Data records
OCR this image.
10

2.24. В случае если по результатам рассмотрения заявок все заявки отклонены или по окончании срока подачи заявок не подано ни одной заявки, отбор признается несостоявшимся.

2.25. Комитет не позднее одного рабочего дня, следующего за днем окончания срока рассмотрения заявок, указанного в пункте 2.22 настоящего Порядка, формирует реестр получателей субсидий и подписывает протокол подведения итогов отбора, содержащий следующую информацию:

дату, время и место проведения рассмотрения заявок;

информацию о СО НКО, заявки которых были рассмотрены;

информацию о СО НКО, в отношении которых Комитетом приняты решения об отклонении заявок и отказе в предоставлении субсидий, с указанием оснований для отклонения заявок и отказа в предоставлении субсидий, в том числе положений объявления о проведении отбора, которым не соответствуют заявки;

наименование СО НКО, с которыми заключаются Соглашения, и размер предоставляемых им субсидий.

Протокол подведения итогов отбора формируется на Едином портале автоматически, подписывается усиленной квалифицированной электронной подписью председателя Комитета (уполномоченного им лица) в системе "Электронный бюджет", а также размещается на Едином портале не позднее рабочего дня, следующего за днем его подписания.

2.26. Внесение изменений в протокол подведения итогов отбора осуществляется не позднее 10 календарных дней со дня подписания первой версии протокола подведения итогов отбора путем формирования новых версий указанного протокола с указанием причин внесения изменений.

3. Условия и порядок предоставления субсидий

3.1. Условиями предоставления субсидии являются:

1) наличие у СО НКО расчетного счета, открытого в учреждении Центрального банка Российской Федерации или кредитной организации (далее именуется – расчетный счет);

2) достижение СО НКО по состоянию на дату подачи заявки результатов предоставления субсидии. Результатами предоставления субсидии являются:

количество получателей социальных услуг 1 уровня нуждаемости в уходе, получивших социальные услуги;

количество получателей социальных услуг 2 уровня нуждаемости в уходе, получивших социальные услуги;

- PROBLEM TO WORK ON
Look through the data above. Copy every line with the string "предоставления" in it.

- THE ANSWER
3. Условия и порядок предоставления субсидий
3.1. Условиями предоставления субсидии являются:
2) достижение СО НКО по состоянию на дату подачи заявки результатов предоставления субсидии. Результатами предоставления субсидии являются:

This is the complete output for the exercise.